> _Given exercise_: Spot every line with the word "Japanese" and return it.

> _Stored rows_:
[Start]

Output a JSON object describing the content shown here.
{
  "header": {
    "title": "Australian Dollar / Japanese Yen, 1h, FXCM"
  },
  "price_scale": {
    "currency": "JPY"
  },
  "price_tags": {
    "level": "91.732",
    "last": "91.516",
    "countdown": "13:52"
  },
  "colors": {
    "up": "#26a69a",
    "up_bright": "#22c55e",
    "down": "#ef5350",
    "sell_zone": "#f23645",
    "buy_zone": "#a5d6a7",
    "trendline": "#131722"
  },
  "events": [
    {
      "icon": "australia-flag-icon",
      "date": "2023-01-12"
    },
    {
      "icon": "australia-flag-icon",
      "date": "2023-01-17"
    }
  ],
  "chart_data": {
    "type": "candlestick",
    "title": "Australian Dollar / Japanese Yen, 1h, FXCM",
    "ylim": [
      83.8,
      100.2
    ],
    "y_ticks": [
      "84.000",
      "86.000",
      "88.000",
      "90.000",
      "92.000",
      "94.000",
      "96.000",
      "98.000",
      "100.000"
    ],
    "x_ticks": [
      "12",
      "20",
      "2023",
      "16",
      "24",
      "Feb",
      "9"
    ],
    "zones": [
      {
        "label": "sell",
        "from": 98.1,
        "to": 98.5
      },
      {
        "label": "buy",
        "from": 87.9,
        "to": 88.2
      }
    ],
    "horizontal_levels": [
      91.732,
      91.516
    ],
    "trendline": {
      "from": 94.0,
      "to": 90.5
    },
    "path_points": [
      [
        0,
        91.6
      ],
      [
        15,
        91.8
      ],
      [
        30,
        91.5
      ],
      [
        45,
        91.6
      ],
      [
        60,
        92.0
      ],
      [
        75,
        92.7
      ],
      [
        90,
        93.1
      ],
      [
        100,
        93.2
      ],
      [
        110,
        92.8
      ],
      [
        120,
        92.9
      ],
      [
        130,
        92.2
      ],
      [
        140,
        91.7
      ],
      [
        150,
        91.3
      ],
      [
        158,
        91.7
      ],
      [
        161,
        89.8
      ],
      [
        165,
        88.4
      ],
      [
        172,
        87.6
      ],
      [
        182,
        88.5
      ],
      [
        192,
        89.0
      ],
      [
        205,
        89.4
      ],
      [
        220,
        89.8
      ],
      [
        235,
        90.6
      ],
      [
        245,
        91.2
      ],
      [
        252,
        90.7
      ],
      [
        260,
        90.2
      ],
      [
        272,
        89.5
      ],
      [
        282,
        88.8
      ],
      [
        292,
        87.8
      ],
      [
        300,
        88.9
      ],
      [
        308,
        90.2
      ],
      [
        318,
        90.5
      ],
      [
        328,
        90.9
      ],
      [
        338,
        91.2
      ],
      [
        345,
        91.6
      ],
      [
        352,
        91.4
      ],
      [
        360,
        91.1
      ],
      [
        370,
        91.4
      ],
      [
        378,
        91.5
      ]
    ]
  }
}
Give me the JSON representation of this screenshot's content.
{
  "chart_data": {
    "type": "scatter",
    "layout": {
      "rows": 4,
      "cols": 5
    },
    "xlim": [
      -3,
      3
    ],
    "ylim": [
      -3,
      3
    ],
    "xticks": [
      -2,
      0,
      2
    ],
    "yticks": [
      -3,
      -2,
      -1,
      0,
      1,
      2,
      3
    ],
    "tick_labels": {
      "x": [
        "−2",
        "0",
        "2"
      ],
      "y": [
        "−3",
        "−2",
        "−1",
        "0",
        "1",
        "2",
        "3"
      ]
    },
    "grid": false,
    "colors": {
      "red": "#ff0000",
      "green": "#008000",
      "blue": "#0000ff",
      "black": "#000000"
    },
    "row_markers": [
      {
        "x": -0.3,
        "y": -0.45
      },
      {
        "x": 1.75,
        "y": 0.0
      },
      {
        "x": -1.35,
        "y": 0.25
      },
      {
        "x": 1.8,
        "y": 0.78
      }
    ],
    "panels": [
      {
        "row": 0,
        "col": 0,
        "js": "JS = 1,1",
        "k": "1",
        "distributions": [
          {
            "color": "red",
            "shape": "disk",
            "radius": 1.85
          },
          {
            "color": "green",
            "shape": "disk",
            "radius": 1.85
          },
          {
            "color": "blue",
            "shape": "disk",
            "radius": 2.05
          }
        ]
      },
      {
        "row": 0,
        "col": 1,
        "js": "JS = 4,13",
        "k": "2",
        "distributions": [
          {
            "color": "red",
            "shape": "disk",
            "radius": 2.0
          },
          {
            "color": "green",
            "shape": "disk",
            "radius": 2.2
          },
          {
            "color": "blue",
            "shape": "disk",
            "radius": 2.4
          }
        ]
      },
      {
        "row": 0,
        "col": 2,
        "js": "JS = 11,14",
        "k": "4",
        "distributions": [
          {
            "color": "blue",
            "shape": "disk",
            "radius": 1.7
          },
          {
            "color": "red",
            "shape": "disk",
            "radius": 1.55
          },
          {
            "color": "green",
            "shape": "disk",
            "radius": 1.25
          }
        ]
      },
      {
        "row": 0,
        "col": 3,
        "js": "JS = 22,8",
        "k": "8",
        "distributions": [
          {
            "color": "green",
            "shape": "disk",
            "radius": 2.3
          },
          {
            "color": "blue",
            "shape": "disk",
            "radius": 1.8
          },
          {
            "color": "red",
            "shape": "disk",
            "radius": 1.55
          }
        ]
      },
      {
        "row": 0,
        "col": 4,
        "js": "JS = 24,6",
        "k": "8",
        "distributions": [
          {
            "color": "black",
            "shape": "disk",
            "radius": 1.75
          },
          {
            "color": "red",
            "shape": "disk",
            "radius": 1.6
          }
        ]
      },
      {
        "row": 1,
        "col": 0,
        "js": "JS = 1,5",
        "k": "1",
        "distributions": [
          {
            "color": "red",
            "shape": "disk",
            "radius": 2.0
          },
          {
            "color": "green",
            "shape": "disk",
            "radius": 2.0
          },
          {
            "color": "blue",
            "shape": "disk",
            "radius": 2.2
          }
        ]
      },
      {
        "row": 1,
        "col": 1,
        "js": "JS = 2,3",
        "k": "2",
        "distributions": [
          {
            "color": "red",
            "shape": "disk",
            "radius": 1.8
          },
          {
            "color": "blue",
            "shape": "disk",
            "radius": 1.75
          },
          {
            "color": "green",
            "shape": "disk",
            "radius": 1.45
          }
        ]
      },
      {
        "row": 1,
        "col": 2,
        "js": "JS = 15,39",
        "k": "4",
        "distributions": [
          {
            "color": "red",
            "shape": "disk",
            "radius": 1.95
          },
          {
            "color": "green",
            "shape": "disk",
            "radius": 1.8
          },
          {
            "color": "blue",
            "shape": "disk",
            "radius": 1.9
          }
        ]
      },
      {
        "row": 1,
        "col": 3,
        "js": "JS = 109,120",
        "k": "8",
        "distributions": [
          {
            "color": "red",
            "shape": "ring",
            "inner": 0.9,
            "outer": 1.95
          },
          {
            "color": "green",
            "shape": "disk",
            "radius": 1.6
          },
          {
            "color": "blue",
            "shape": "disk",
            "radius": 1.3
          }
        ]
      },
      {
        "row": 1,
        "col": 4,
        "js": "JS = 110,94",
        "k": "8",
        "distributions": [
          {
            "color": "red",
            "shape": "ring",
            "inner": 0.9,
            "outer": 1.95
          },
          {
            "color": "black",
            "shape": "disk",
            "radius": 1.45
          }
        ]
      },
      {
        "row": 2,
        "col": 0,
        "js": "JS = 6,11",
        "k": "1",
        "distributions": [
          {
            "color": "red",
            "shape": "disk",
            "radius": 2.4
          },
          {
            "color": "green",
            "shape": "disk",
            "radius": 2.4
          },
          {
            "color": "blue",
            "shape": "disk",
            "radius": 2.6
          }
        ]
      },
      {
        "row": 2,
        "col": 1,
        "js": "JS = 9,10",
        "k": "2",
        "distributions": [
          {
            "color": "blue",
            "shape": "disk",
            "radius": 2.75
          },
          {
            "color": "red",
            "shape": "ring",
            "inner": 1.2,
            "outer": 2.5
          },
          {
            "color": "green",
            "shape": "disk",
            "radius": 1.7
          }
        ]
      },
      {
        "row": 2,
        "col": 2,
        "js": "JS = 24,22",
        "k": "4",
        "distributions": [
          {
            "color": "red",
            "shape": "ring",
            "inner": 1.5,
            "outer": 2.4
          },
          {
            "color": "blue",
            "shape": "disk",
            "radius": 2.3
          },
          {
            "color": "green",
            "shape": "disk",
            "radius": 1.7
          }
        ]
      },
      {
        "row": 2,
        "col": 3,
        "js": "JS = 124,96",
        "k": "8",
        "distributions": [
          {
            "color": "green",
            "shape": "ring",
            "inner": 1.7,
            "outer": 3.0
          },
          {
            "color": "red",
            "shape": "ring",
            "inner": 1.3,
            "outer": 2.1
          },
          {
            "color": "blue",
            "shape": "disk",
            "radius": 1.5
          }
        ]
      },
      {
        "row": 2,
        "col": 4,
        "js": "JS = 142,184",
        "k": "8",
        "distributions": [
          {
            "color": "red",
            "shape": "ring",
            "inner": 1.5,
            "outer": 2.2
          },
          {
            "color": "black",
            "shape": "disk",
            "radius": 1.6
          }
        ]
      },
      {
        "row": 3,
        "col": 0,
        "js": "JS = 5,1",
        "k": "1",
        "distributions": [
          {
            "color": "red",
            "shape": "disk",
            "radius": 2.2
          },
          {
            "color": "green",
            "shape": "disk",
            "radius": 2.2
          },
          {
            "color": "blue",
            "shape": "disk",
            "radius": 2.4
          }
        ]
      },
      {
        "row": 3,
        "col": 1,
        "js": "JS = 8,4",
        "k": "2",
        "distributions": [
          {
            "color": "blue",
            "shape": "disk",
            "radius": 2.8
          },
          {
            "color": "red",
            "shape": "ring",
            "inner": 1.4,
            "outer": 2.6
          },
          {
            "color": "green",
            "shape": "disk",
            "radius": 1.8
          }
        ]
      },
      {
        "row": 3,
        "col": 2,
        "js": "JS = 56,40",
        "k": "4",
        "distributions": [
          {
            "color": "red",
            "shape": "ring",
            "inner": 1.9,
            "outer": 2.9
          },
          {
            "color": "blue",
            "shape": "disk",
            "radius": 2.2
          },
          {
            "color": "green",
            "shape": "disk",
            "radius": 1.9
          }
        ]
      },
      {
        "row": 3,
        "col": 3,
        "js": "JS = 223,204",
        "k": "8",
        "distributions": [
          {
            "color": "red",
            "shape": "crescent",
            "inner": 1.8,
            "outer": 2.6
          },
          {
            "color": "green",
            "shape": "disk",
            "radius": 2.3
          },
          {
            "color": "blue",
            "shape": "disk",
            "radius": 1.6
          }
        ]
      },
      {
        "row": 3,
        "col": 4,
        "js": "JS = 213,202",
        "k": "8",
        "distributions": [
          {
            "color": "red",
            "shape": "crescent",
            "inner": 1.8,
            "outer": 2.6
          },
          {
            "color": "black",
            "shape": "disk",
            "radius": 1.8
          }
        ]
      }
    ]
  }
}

[End]

> _Finished task_:
    "title": "Australian Dollar / Japanese Yen, 1h, FXCM"
    "title": "Australian Dollar / Japanese Yen, 1h, FXCM",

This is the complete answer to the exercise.